PROMPT: Reproduce the material below with each occurrence of "histogram-bar" changed to "histogram-column" and nothing else altered.

== RECORDS FOR PROCESSING

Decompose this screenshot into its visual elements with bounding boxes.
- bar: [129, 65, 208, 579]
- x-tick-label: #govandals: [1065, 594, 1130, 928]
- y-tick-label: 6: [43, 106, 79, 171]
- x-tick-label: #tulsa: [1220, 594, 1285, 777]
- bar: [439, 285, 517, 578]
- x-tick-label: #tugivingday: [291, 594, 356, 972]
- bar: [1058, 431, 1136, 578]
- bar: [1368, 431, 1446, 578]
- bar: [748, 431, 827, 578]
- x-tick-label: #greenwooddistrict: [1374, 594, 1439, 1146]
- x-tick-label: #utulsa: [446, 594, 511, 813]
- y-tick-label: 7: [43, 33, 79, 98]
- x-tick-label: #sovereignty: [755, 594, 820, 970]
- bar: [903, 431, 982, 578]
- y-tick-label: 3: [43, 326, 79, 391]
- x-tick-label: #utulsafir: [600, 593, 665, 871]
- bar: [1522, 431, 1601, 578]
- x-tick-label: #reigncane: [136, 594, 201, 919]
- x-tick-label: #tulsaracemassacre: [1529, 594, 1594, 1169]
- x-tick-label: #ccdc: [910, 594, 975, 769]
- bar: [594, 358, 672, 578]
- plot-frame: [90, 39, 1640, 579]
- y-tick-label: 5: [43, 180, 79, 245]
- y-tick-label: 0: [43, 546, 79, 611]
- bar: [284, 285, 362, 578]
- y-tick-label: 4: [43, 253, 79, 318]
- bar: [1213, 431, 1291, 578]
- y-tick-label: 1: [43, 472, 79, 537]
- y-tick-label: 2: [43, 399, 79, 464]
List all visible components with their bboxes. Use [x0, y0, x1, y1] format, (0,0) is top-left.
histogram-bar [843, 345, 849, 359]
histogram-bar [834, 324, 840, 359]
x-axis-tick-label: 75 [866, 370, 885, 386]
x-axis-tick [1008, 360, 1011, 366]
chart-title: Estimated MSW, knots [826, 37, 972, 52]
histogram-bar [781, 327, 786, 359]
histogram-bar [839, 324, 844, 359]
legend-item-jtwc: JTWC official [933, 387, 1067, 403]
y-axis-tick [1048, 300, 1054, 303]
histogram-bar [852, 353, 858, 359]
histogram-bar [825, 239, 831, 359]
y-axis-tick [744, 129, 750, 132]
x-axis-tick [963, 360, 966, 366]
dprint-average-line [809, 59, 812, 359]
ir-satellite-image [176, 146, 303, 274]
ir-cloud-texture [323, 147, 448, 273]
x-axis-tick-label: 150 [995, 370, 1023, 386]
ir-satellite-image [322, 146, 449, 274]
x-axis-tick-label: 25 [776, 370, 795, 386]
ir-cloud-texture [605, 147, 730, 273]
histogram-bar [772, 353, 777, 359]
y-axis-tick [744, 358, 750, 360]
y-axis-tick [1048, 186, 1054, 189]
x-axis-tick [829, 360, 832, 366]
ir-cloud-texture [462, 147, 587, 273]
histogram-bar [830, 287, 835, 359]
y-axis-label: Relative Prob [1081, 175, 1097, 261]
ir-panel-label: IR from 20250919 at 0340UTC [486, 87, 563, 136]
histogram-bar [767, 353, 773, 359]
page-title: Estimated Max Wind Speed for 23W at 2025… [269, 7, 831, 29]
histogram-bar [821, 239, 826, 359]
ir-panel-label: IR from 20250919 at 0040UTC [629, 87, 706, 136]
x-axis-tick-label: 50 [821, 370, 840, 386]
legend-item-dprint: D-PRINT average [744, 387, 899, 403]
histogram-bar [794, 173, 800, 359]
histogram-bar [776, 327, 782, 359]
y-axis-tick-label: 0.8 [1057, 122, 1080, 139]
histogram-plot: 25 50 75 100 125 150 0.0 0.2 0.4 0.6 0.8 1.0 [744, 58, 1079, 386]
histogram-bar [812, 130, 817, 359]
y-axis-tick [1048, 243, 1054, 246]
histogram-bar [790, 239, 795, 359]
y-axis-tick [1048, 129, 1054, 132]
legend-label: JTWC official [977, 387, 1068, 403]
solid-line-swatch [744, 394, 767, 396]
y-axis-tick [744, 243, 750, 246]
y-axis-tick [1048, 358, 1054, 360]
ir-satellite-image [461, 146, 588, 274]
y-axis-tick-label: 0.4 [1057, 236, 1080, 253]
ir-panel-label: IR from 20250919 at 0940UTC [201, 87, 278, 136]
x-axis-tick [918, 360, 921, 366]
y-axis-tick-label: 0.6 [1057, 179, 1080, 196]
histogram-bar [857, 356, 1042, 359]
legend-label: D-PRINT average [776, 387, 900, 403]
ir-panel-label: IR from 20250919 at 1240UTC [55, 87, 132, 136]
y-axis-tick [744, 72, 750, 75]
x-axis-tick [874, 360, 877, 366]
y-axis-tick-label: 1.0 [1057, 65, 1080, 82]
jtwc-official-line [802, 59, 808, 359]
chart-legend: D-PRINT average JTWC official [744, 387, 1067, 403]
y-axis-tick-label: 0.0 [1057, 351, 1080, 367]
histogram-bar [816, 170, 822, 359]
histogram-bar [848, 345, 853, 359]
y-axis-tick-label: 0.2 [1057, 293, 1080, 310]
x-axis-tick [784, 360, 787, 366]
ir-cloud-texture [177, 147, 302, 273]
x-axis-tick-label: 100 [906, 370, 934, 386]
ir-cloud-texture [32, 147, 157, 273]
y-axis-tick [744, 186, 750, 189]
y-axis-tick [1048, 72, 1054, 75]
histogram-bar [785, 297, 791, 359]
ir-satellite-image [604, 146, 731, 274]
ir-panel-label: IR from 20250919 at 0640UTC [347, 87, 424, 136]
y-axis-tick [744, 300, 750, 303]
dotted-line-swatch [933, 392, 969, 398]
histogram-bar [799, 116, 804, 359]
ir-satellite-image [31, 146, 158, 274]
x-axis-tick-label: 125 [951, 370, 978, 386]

====

PROBLEM SOLUTION:
Decompose this screenshot into its visual elements with bounding boxes.
- bar: [129, 65, 208, 579]
- x-tick-label: #govandals: [1065, 594, 1130, 928]
- y-tick-label: 6: [43, 106, 79, 171]
- x-tick-label: #tulsa: [1220, 594, 1285, 777]
- bar: [439, 285, 517, 578]
- x-tick-label: #tugivingday: [291, 594, 356, 972]
- bar: [1058, 431, 1136, 578]
- bar: [1368, 431, 1446, 578]
- bar: [748, 431, 827, 578]
- x-tick-label: #greenwooddistrict: [1374, 594, 1439, 1146]
- x-tick-label: #utulsa: [446, 594, 511, 813]
- y-tick-label: 7: [43, 33, 79, 98]
- x-tick-label: #sovereignty: [755, 594, 820, 970]
- bar: [903, 431, 982, 578]
- y-tick-label: 3: [43, 326, 79, 391]
- x-tick-label: #utulsafir: [600, 593, 665, 871]
- bar: [1522, 431, 1601, 578]
- x-tick-label: #reigncane: [136, 594, 201, 919]
- x-tick-label: #tulsaracemassacre: [1529, 594, 1594, 1169]
- x-tick-label: #ccdc: [910, 594, 975, 769]
- bar: [594, 358, 672, 578]
- plot-frame: [90, 39, 1640, 579]
- y-tick-label: 5: [43, 180, 79, 245]
- y-tick-label: 0: [43, 546, 79, 611]
- bar: [284, 285, 362, 578]
- y-tick-label: 4: [43, 253, 79, 318]
- bar: [1213, 431, 1291, 578]
- y-tick-label: 1: [43, 472, 79, 537]
- y-tick-label: 2: [43, 399, 79, 464]
List all visible components with their bboxes. Use [x0, y0, x1, y1] format, (0,0) is top-left.
histogram-column [843, 345, 849, 359]
histogram-column [834, 324, 840, 359]
x-axis-tick-label: 75 [866, 370, 885, 386]
x-axis-tick [1008, 360, 1011, 366]
chart-title: Estimated MSW, knots [826, 37, 972, 52]
histogram-column [781, 327, 786, 359]
histogram-column [839, 324, 844, 359]
legend-item-jtwc: JTWC official [933, 387, 1067, 403]
y-axis-tick [1048, 300, 1054, 303]
histogram-column [852, 353, 858, 359]
histogram-column [825, 239, 831, 359]
y-axis-tick [744, 129, 750, 132]
x-axis-tick [963, 360, 966, 366]
dprint-average-line [809, 59, 812, 359]
ir-satellite-image [176, 146, 303, 274]
ir-cloud-texture [323, 147, 448, 273]
x-axis-tick-label: 150 [995, 370, 1023, 386]
ir-satellite-image [322, 146, 449, 274]
x-axis-tick-label: 25 [776, 370, 795, 386]
ir-cloud-texture [605, 147, 730, 273]
histogram-column [772, 353, 777, 359]
y-axis-tick [744, 358, 750, 360]
y-axis-tick [1048, 186, 1054, 189]
x-axis-tick [829, 360, 832, 366]
ir-cloud-texture [462, 147, 587, 273]
histogram-column [830, 287, 835, 359]
y-axis-label: Relative Prob [1081, 175, 1097, 261]
ir-panel-label: IR from 20250919 at 0340UTC [486, 87, 563, 136]
histogram-column [767, 353, 773, 359]
page-title: Estimated Max Wind Speed for 23W at 2025… [269, 7, 831, 29]
histogram-column [821, 239, 826, 359]
ir-panel-label: IR from 20250919 at 0040UTC [629, 87, 706, 136]
x-axis-tick-label: 50 [821, 370, 840, 386]
legend-item-dprint: D-PRINT average [744, 387, 899, 403]
histogram-column [794, 173, 800, 359]
histogram-column [776, 327, 782, 359]
y-axis-tick-label: 0.8 [1057, 122, 1080, 139]
histogram-plot: 25 50 75 100 125 150 0.0 0.2 0.4 0.6 0.8 1.0 [744, 58, 1079, 386]
histogram-column [812, 130, 817, 359]
y-axis-tick [1048, 243, 1054, 246]
histogram-column [790, 239, 795, 359]
y-axis-tick [1048, 129, 1054, 132]
legend-label: JTWC official [977, 387, 1068, 403]
solid-line-swatch [744, 394, 767, 396]
y-axis-tick [744, 243, 750, 246]
y-axis-tick [1048, 358, 1054, 360]
ir-satellite-image [461, 146, 588, 274]
y-axis-tick-label: 0.4 [1057, 236, 1080, 253]
ir-panel-label: IR from 20250919 at 0940UTC [201, 87, 278, 136]
x-axis-tick [918, 360, 921, 366]
y-axis-tick-label: 0.6 [1057, 179, 1080, 196]
histogram-column [857, 356, 1042, 359]
legend-label: D-PRINT average [776, 387, 900, 403]
ir-panel-label: IR from 20250919 at 1240UTC [55, 87, 132, 136]
y-axis-tick [744, 72, 750, 75]
x-axis-tick [874, 360, 877, 366]
y-axis-tick-label: 1.0 [1057, 65, 1080, 82]
jtwc-official-line [802, 59, 808, 359]
chart-legend: D-PRINT average JTWC official [744, 387, 1067, 403]
y-axis-tick-label: 0.0 [1057, 351, 1080, 367]
histogram-column [816, 170, 822, 359]
histogram-column [848, 345, 853, 359]
y-axis-tick-label: 0.2 [1057, 293, 1080, 310]
x-axis-tick [784, 360, 787, 366]
ir-cloud-texture [177, 147, 302, 273]
x-axis-tick-label: 100 [906, 370, 934, 386]
ir-cloud-texture [32, 147, 157, 273]
y-axis-tick [744, 186, 750, 189]
y-axis-tick [1048, 72, 1054, 75]
histogram-column [785, 297, 791, 359]
ir-satellite-image [604, 146, 731, 274]
ir-panel-label: IR from 20250919 at 0640UTC [347, 87, 424, 136]
y-axis-tick [744, 300, 750, 303]
dotted-line-swatch [933, 392, 969, 398]
histogram-column [799, 116, 804, 359]
ir-satellite-image [31, 146, 158, 274]
x-axis-tick-label: 125 [951, 370, 978, 386]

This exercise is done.